** PROMPT **
Make an exact copy of the lines, leaving the pictures out.

** GIVEN RECORDS **
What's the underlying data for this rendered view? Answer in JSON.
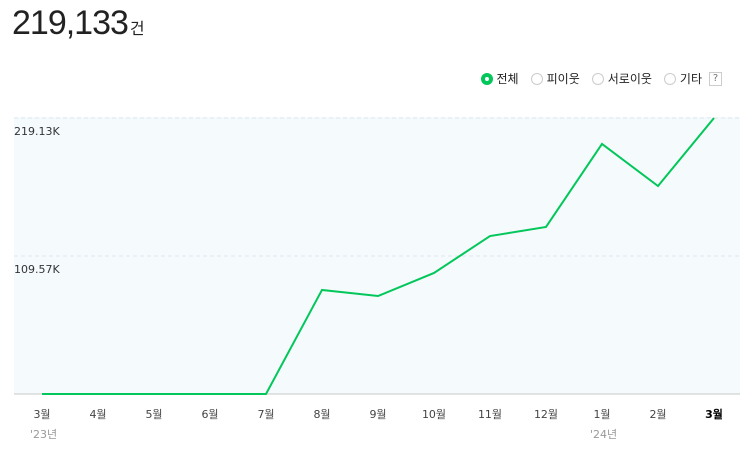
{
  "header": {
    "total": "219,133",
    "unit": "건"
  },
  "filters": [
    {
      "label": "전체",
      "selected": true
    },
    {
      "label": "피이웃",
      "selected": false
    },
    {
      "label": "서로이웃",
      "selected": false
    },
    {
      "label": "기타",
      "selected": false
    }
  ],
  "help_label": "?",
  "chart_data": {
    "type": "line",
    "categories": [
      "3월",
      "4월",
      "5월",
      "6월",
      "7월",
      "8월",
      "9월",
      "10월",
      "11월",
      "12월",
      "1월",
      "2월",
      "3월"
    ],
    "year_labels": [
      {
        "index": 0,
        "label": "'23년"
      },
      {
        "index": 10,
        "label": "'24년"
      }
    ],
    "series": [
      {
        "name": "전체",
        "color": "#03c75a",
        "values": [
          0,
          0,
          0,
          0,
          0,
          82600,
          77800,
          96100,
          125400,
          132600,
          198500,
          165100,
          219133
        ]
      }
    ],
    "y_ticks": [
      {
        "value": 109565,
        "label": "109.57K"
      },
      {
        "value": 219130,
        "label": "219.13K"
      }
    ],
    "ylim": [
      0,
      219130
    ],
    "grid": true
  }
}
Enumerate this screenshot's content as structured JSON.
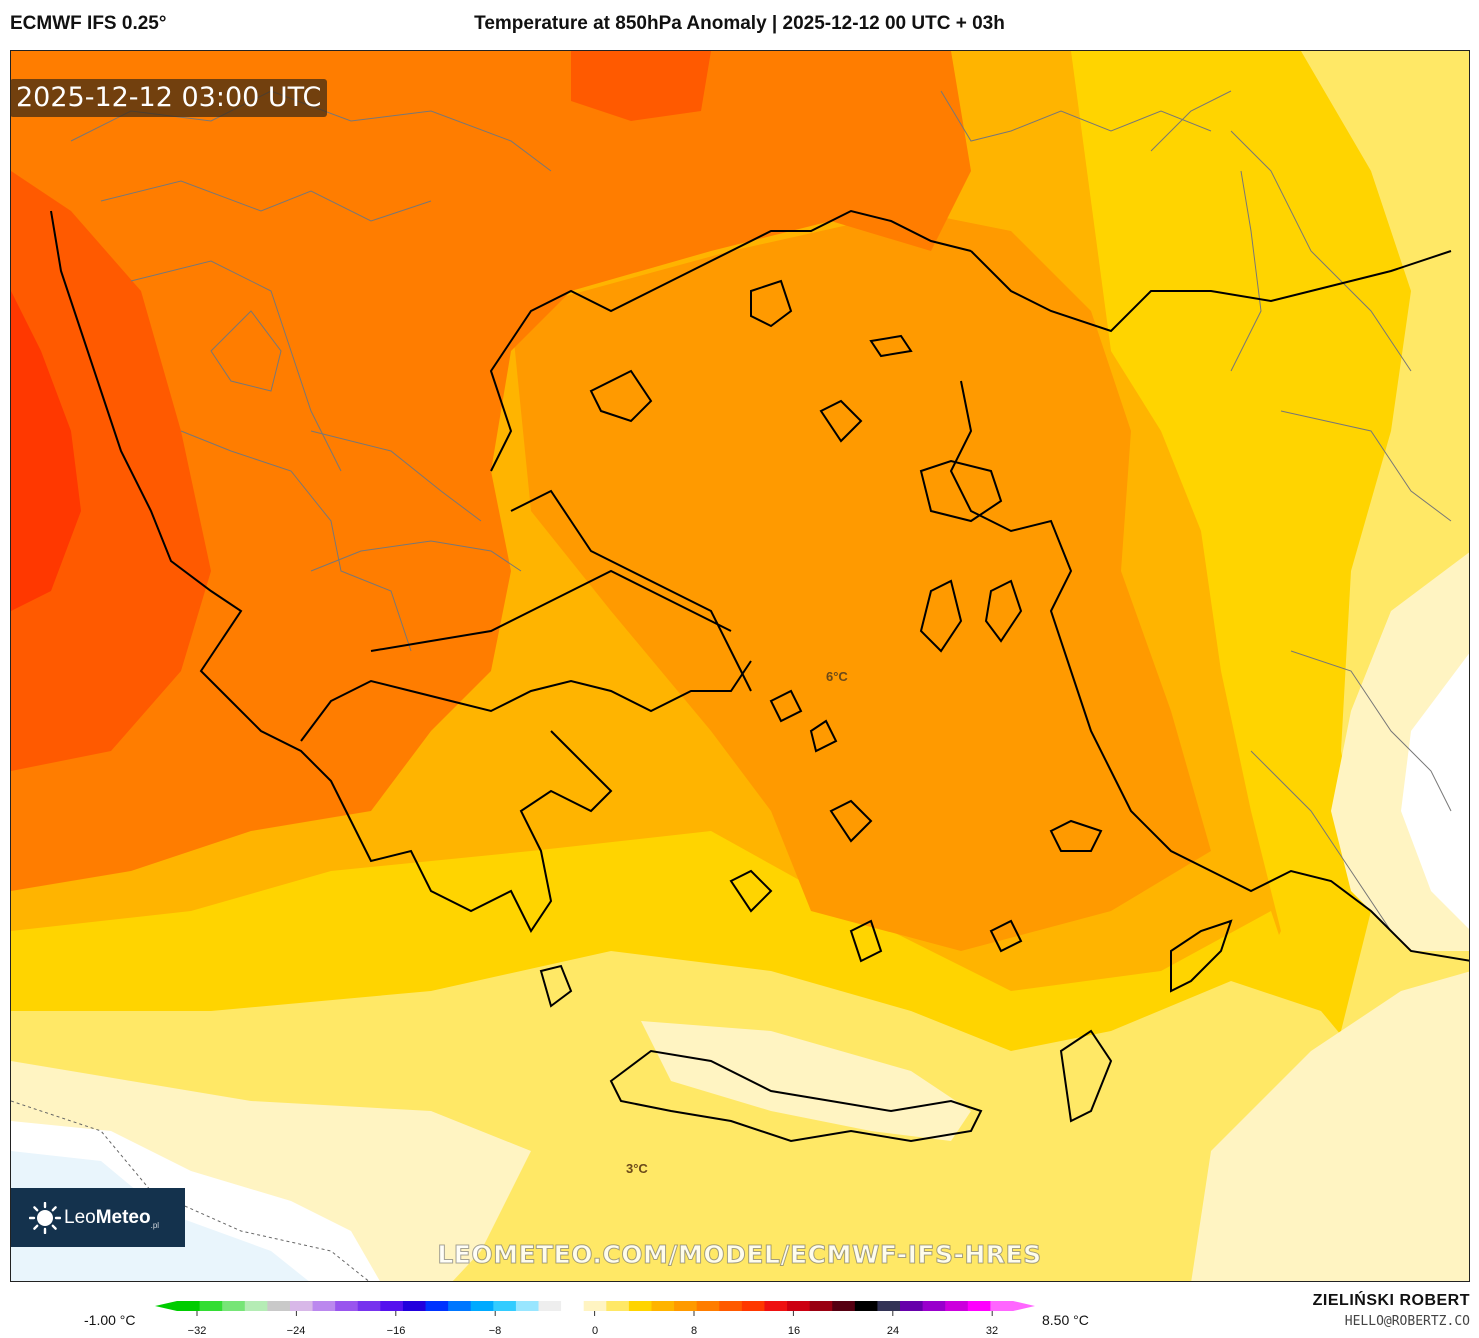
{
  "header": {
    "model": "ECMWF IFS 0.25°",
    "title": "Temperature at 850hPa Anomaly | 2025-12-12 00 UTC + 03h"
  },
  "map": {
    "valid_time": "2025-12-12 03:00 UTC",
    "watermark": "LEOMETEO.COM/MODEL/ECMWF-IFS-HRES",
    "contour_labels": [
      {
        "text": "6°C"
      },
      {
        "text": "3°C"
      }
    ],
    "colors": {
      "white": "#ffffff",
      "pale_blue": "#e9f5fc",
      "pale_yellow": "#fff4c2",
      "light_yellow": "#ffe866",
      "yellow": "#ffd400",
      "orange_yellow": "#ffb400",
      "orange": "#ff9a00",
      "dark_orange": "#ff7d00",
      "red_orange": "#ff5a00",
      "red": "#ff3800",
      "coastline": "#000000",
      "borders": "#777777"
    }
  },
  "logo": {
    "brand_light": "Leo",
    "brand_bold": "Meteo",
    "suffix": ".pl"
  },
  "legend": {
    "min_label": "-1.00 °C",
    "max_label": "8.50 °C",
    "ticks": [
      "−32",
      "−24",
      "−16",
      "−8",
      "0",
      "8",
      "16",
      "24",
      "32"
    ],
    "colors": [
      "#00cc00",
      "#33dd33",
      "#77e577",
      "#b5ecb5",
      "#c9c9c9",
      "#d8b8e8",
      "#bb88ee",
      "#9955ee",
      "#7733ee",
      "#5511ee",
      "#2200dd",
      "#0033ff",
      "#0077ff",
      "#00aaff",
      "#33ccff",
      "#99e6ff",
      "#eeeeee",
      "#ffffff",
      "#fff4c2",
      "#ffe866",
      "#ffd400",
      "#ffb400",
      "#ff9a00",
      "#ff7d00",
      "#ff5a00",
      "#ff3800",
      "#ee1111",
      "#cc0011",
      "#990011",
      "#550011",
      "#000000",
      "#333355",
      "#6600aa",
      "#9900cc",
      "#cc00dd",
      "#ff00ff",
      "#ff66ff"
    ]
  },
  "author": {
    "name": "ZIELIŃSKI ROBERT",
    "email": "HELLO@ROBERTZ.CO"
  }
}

** THE SOLUTION **
What's the underlying data for this rendered view? Answer in JSON.
{
  "header": {
    "total": "219,133",
    "unit": "건"
  },
  "filters": [
    {
      "label": "전체",
      "selected": true
    },
    {
      "label": "피이웃",
      "selected": false
    },
    {
      "label": "서로이웃",
      "selected": false
    },
    {
      "label": "기타",
      "selected": false
    }
  ],
  "help_label": "?",
  "chart_data": {
    "type": "line",
    "categories": [
      "3월",
      "4월",
      "5월",
      "6월",
      "7월",
      "8월",
      "9월",
      "10월",
      "11월",
      "12월",
      "1월",
      "2월",
      "3월"
    ],
    "year_labels": [
      {
        "index": 0,
        "label": "'23년"
      },
      {
        "index": 10,
        "label": "'24년"
      }
    ],
    "series": [
      {
        "name": "전체",
        "color": "#03c75a",
        "values": [
          0,
          0,
          0,
          0,
          0,
          82600,
          77800,
          96100,
          125400,
          132600,
          198500,
          165100,
          219133
        ]
      }
    ],
    "y_ticks": [
      {
        "value": 109565,
        "label": "109.57K"
      },
      {
        "value": 219130,
        "label": "219.13K"
      }
    ],
    "ylim": [
      0,
      219130
    ],
    "grid": true
  }
}
Enumerate this screenshot's content as structured JSON.
{
  "header": {
    "model": "ECMWF IFS 0.25°",
    "title": "Temperature at 850hPa Anomaly | 2025-12-12 00 UTC + 03h"
  },
  "map": {
    "valid_time": "2025-12-12 03:00 UTC",
    "watermark": "LEOMETEO.COM/MODEL/ECMWF-IFS-HRES",
    "contour_labels": [
      {
        "text": "6°C"
      },
      {
        "text": "3°C"
      }
    ],
    "colors": {
      "white": "#ffffff",
      "pale_blue": "#e9f5fc",
      "pale_yellow": "#fff4c2",
      "light_yellow": "#ffe866",
      "yellow": "#ffd400",
      "orange_yellow": "#ffb400",
      "orange": "#ff9a00",
      "dark_orange": "#ff7d00",
      "red_orange": "#ff5a00",
      "red": "#ff3800",
      "coastline": "#000000",
      "borders": "#777777"
    }
  },
  "logo": {
    "brand_light": "Leo",
    "brand_bold": "Meteo",
    "suffix": ".pl"
  },
  "legend": {
    "min_label": "-1.00 °C",
    "max_label": "8.50 °C",
    "ticks": [
      "−32",
      "−24",
      "−16",
      "−8",
      "0",
      "8",
      "16",
      "24",
      "32"
    ],
    "colors": [
      "#00cc00",
      "#33dd33",
      "#77e577",
      "#b5ecb5",
      "#c9c9c9",
      "#d8b8e8",
      "#bb88ee",
      "#9955ee",
      "#7733ee",
      "#5511ee",
      "#2200dd",
      "#0033ff",
      "#0077ff",
      "#00aaff",
      "#33ccff",
      "#99e6ff",
      "#eeeeee",
      "#ffffff",
      "#fff4c2",
      "#ffe866",
      "#ffd400",
      "#ffb400",
      "#ff9a00",
      "#ff7d00",
      "#ff5a00",
      "#ff3800",
      "#ee1111",
      "#cc0011",
      "#990011",
      "#550011",
      "#000000",
      "#333355",
      "#6600aa",
      "#9900cc",
      "#cc00dd",
      "#ff00ff",
      "#ff66ff"
    ]
  },
  "author": {
    "name": "ZIELIŃSKI ROBERT",
    "email": "HELLO@ROBERTZ.CO"
  }
}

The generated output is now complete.